Your goal: How many of the lines below contain "Ripple"? Case counts, and give only the number.

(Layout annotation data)
>> start
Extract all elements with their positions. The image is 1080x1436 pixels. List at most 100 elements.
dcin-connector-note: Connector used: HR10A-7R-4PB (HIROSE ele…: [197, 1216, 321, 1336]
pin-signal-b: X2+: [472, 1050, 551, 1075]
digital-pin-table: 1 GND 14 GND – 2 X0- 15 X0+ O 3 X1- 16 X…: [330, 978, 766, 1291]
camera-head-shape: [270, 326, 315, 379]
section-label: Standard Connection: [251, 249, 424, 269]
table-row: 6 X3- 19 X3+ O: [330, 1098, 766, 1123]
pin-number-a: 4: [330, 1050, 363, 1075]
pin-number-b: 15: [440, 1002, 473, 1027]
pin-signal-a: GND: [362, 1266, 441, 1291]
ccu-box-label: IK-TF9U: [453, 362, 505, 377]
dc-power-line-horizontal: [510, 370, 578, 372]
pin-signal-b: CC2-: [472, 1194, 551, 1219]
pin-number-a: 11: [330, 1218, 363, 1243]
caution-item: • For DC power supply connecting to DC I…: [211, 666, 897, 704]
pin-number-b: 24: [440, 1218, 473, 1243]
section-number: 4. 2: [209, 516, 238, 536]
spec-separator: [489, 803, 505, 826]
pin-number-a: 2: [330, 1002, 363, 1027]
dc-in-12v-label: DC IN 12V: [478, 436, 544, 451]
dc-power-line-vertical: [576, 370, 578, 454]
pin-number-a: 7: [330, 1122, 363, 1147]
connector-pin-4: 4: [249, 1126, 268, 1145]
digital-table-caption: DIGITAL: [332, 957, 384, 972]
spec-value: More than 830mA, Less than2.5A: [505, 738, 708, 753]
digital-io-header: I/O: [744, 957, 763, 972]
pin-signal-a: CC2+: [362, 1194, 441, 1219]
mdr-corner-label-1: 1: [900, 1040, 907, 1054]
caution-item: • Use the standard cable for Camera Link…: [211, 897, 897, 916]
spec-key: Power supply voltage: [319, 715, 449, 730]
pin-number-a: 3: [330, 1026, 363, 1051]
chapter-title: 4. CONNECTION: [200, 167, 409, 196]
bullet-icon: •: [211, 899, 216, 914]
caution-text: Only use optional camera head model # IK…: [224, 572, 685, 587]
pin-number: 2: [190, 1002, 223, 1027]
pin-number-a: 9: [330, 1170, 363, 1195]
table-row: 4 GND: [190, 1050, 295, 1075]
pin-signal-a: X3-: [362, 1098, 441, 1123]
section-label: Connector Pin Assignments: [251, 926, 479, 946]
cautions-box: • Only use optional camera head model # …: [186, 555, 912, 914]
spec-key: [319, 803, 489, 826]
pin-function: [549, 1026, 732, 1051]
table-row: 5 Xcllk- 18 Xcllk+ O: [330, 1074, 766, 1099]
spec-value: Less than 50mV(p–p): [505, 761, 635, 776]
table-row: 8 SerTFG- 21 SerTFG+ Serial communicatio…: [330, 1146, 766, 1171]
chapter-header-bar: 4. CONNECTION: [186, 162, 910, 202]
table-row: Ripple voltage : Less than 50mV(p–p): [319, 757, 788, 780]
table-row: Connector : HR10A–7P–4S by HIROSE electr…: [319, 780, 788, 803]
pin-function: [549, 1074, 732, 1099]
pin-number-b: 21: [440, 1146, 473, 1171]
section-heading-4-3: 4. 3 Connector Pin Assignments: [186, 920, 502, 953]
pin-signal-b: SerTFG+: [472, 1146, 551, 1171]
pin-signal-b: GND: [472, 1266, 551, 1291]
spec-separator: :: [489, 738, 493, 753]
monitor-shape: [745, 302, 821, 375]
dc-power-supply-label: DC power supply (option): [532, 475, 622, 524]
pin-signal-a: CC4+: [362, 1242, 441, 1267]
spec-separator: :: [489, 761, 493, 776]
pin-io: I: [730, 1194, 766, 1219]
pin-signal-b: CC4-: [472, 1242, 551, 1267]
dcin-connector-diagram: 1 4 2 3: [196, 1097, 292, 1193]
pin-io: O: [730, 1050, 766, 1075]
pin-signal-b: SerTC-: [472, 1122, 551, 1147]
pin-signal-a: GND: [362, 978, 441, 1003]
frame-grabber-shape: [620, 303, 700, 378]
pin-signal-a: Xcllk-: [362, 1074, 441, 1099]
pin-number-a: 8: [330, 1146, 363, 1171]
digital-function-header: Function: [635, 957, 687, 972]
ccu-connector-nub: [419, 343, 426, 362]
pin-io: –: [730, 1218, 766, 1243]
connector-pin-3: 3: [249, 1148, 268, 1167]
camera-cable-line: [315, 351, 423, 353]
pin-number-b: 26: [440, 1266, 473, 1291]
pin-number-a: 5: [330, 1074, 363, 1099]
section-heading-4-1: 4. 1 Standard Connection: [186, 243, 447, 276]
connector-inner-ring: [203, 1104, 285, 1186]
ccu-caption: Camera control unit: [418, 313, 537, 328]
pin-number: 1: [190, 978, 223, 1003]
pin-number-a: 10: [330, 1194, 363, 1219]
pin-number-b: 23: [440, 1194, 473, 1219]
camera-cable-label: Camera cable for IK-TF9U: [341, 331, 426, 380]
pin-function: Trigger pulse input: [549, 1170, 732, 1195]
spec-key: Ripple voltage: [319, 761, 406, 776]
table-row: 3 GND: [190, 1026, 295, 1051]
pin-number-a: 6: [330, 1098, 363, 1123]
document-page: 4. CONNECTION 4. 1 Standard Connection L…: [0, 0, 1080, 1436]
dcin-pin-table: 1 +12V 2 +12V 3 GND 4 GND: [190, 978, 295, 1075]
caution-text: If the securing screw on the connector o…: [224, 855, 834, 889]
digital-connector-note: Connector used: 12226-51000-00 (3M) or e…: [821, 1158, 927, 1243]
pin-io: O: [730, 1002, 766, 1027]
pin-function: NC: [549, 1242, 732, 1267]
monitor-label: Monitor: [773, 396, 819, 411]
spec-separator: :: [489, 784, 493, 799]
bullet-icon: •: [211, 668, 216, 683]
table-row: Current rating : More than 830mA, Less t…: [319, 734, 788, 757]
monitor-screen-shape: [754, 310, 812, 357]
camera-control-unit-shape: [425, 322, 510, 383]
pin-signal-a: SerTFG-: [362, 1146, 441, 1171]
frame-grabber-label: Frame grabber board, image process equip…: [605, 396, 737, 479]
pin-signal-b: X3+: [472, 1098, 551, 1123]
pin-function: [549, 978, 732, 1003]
>> end
Result for this task: 2